» PROBLEMS AND TASKS:
#1 Lay out the listing as a Markdown table with the columns Row and Line, covering the listing from its first line through the line with "checkbox-label: Joint Filing: [34, 541, 112, 557]", and leave blank lines out.
#2 Pick up the passage on the delayed appeal from the justice of the peace and carry it forward from its last sentence.

» SOURCE DOCUMENT:
The justice of the peace gave judgment for the full amount contended for by the plaintiff. The justice's docket shows that on June 6, 1933, an appeal was prayed for and allowed, but this is obviously an error, inasmuch as the judgment was not rendered until June 19, and the proper date is probably July 6, 1933, at which time Marshall filed his affidavit for appeal.
Affidavit for appeal was not lodged with the clerk of the circuit court until December 3, 1934 — more than seventeen months after rendition of the judgment.
In the meantime both Marshall and Justice Norton had died. On January 21, 1935, a petition was filed in the circuit court praying that the cause be revived in the name of Mrs. Theresa Marshall, administratrix, and the prayer of this petition was granted July 15, 1935.

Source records
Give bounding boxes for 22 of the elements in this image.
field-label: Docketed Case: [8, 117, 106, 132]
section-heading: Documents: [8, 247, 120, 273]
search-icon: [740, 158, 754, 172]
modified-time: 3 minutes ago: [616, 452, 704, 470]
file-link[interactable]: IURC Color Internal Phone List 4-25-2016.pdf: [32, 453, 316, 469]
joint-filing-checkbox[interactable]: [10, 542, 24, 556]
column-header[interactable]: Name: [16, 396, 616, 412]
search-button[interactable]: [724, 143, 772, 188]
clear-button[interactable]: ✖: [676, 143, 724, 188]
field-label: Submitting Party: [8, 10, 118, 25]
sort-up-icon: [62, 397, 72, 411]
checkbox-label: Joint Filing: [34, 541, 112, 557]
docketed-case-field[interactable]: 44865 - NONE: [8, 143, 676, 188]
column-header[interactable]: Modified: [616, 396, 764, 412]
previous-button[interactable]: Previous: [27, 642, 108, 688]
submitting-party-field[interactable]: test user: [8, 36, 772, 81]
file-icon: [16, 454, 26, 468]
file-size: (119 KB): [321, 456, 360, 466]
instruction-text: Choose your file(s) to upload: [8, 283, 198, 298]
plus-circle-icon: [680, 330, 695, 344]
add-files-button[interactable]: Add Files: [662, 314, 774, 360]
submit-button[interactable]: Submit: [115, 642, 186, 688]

» SOLVED PROBLEMS:
#1
| Row | Line |
|---|---|
| 1 | Give bounding boxes for 22 of the elements in this image. |
| 2 | field-label: Docketed Case: [8, 117, 106, 132] |
| 3 | section-heading: Documents: [8, 247, 120, 273] |
| 4 | search-icon: [740, 158, 754, 172] |
| 5 | modified-time: 3 minutes ago: [616, 452, 704, 470] |
| 6 | file-link[interactable]: IURC Color Internal Phone List 4-25-2016.pdf: [32, 453, 316, 469] |
| 7 | joint-filing-checkbox[interactable]: [10, 542, 24, 556] |
| 8 | column-header[interactable]: Name: [16, 396, 616, 412] |
| 9 | search-button[interactable]: [724, 143, 772, 188] |
| 10 | clear-button[interactable]: ✖: [676, 143, 724, 188] |
| 11 | field-label: Submitting Party: [8, 10, 118, 25] |
| 12 | sort-up-icon: [62, 397, 72, 411] |
| 13 | checkbox-label: Joint Filing: [34, 541, 112, 557] |

#2
On May 1, 1937, when the cause came on to be heard, appellee (plaintiff below) moved to affirm on the ground *Page 807 that due diligence had not been shown in prosecuting the appeal. The motion was overruled. An amended and substituted answer setting out defense contentions was filed. Issues were joined and the defendant offered the depositions of John L. McClellan and Claud Mann in evidence of the construction contended for with respect to conditions under which the so-called contract was executed, such depositions having been taken by agreement. Appellee's motion to quash the depositions was sustained, and this action of the court, with 19 other specific assignments, is urged as error.
We are of the opinion that appellee's motion to affirm the judgment of the justice court because of the failure of appellant to bring up the record and prosecute the appeal in a timely manner, should have been granted.
Section 8479 of Pope's Digest makes it the duty of a justice of the peace, on or before the first day of the next term of circuit court after an appeal has been allowed, to file in the office of the circuit clerk a transcript of all the entries made in his docket relating to the cause, together with all process and all the papers relating to such suit.
In Carden v. Bailey, 87 Ark. 230, 112 S.W. 743, we said: "It was the duty of the appellant from the justice of the peace court to see that the transcript was lodged with the circuit clerk as the law requires, and upon failure to do so it was within the discretion of the circuit court to dismiss the appeal or affirm the cause for failure to prosecute."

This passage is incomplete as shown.